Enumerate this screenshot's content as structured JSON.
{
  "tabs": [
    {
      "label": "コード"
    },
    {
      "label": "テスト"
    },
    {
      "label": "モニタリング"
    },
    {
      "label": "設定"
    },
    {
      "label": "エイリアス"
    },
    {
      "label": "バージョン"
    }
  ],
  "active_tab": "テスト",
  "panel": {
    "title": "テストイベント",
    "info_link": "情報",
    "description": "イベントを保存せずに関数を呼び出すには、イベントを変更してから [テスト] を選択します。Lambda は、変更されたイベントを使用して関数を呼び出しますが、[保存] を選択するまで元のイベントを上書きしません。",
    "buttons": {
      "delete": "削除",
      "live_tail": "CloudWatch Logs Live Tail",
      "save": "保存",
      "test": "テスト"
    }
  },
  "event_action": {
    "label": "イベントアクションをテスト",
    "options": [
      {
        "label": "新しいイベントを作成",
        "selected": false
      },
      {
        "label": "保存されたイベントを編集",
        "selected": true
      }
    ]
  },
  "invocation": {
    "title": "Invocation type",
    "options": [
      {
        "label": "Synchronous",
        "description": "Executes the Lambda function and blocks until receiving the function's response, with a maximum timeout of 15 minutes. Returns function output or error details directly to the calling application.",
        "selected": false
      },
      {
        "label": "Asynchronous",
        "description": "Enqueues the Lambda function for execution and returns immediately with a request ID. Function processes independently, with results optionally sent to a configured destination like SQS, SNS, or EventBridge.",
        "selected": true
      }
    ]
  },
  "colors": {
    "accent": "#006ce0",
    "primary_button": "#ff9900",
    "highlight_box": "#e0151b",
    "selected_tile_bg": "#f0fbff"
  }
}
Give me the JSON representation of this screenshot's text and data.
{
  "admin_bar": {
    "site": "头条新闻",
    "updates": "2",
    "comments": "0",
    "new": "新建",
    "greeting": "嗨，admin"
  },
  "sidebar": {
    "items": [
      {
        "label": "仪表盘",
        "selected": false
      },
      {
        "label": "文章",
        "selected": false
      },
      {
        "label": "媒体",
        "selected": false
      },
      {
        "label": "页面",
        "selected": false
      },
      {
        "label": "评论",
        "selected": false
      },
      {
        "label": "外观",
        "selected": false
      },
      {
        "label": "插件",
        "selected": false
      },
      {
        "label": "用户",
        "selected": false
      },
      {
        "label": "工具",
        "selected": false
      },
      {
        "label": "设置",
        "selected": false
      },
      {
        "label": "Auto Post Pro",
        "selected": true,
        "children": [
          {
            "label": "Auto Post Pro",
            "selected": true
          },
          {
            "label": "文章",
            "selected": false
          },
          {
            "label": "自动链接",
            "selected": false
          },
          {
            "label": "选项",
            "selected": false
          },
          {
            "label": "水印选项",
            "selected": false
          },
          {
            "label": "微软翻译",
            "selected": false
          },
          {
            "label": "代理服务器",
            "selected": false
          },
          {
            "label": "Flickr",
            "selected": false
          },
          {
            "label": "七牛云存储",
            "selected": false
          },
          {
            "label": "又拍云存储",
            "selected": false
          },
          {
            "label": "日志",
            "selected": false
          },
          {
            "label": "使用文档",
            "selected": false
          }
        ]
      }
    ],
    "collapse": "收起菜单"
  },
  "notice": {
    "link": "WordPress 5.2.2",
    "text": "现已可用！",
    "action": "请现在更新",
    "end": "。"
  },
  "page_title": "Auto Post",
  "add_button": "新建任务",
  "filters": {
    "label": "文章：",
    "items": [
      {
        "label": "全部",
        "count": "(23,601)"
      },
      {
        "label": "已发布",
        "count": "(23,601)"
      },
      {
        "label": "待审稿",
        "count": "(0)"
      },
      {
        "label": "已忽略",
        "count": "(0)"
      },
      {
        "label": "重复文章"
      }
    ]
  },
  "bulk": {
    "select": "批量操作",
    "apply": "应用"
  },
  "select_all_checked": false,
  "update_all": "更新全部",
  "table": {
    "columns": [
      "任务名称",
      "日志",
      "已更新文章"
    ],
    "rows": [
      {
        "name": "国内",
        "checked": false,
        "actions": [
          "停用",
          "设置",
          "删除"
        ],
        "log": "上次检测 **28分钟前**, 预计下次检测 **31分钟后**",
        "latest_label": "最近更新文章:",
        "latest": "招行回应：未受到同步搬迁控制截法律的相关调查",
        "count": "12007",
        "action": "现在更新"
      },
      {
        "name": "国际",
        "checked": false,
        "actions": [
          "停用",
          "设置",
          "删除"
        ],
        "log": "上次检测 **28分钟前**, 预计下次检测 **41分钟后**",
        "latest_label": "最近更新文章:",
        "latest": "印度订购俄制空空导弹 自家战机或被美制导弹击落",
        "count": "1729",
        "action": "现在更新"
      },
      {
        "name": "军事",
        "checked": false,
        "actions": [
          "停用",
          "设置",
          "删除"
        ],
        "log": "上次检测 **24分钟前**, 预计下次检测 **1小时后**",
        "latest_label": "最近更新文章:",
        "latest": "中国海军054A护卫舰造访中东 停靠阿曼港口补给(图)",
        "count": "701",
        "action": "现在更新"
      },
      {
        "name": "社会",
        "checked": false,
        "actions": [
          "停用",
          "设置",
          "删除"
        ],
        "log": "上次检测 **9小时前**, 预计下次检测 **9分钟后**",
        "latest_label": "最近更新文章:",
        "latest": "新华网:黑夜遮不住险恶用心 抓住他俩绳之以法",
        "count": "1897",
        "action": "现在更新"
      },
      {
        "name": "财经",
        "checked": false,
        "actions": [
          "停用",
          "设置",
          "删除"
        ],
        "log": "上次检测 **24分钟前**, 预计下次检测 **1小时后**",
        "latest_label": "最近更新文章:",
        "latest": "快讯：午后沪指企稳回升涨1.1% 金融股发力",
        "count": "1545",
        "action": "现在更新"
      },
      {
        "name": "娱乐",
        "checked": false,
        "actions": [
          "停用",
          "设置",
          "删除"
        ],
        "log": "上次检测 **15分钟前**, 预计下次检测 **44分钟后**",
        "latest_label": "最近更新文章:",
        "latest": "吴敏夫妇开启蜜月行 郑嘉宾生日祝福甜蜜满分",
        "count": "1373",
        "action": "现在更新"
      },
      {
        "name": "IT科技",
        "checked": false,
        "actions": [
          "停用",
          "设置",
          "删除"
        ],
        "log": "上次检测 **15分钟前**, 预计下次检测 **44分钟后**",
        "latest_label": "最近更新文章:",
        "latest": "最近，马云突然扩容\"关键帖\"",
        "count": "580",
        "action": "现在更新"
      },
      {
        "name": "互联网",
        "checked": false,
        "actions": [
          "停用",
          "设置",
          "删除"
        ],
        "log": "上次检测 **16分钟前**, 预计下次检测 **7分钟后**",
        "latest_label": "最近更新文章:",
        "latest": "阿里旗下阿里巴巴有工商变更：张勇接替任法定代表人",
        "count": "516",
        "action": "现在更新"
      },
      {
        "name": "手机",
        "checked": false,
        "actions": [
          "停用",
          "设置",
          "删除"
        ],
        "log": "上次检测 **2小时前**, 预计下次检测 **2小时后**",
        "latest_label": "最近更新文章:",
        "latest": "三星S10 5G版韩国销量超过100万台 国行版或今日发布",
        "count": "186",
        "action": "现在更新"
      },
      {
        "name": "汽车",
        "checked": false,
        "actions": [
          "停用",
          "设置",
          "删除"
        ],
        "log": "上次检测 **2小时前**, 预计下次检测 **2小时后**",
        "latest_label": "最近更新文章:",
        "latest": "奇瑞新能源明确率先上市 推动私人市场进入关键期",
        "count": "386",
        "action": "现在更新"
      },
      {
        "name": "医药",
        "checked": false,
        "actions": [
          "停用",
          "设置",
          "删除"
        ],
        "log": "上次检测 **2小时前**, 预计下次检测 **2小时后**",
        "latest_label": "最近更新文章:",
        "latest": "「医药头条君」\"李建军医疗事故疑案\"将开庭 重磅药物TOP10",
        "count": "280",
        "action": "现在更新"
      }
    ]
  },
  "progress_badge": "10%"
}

◆ ◆ ◆ ◆

## [SHORT TASK]
Check each line above for the string "JSON", then copy the ones that have it.

## [RESPONSE BELOW]
Enumerate this screenshot's content as structured JSON.
Give me the JSON representation of this screenshot's text and data.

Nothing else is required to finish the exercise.